Directions for this task
Copy every line of the items below without changing anything, but leave out the pictures.

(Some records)
::::

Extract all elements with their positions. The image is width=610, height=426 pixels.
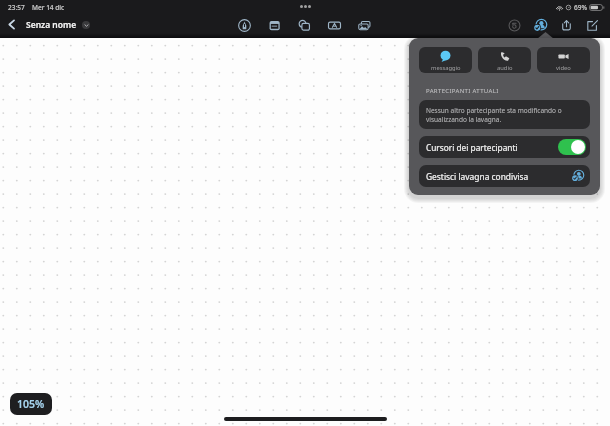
staticText: Senza nome: [26, 19, 77, 31]
button[interactable]: 105%: [10, 393, 52, 415]
button[interactable]: video: [537, 47, 590, 73]
button[interactable]: Text box: [327, 18, 342, 33]
button[interactable]: New whiteboard: [585, 18, 600, 33]
button[interactable]: Cursori dei partecipanti: [419, 136, 590, 158]
button[interactable]: audio: [478, 47, 531, 73]
staticText: PARTECIPANTI ATTUALI: [426, 87, 499, 95]
staticText: video: [556, 64, 571, 72]
button[interactable]: Undo: [507, 18, 522, 33]
staticText: 23:57: [8, 3, 25, 12]
button[interactable]: Markup pen: [237, 18, 252, 33]
button[interactable]: messaggio: [419, 47, 472, 73]
button[interactable]: Back: [5, 18, 92, 31]
staticText: 105%: [17, 397, 45, 411]
staticText: Nessun altro partecipante sta modificand…: [426, 106, 585, 124]
staticText: messaggio: [431, 64, 461, 72]
staticText: 69%: [574, 3, 587, 12]
button[interactable]: Share: [559, 18, 574, 33]
staticText: Mer 14 dic: [32, 3, 65, 12]
staticText: Cursori dei partecipanti: [426, 142, 518, 153]
button[interactable]: Sticky note: [267, 18, 282, 33]
button[interactable]: Shapes: [297, 18, 312, 33]
staticText: audio: [497, 64, 513, 72]
other: Back: [7, 18, 16, 31]
button[interactable]: Gestisci lavagna condivisa: [419, 165, 590, 187]
button[interactable]: Collaborate: [533, 18, 548, 33]
button[interactable]: Media: [357, 18, 372, 33]
staticText: Gestisci lavagna condivisa: [426, 171, 529, 182]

::::

Response to this exercise
Extract all elements with their positions. The image is width=610, height=426 pixels.
staticText: Senza nome: [26, 19, 77, 31]
button[interactable]: 105%: [10, 393, 52, 415]
button[interactable]: video: [537, 47, 590, 73]
button[interactable]: Text box: [327, 18, 342, 33]
button[interactable]: New whiteboard: [585, 18, 600, 33]
button[interactable]: Cursori dei partecipanti: [419, 136, 590, 158]
button[interactable]: audio: [478, 47, 531, 73]
staticText: PARTECIPANTI ATTUALI: [426, 87, 499, 95]
staticText: video: [556, 64, 571, 72]
button[interactable]: Undo: [507, 18, 522, 33]
staticText: 23:57: [8, 3, 25, 12]
button[interactable]: Markup pen: [237, 18, 252, 33]
button[interactable]: messaggio: [419, 47, 472, 73]
button[interactable]: Back: [5, 18, 92, 31]
staticText: 105%: [17, 397, 45, 411]
staticText: Nessun altro partecipante sta modificand…: [426, 106, 585, 124]
staticText: messaggio: [431, 64, 461, 72]
staticText: 69%: [574, 3, 587, 12]
button[interactable]: Share: [559, 18, 574, 33]
staticText: Mer 14 dic: [32, 3, 65, 12]
staticText: Cursori dei partecipanti: [426, 142, 518, 153]
button[interactable]: Sticky note: [267, 18, 282, 33]
button[interactable]: Shapes: [297, 18, 312, 33]
staticText: audio: [497, 64, 513, 72]
other: Back: [7, 18, 16, 31]
button[interactable]: Gestisci lavagna condivisa: [419, 165, 590, 187]
button[interactable]: Collaborate: [533, 18, 548, 33]
button[interactable]: Media: [357, 18, 372, 33]
staticText: Gestisci lavagna condivisa: [426, 171, 529, 182]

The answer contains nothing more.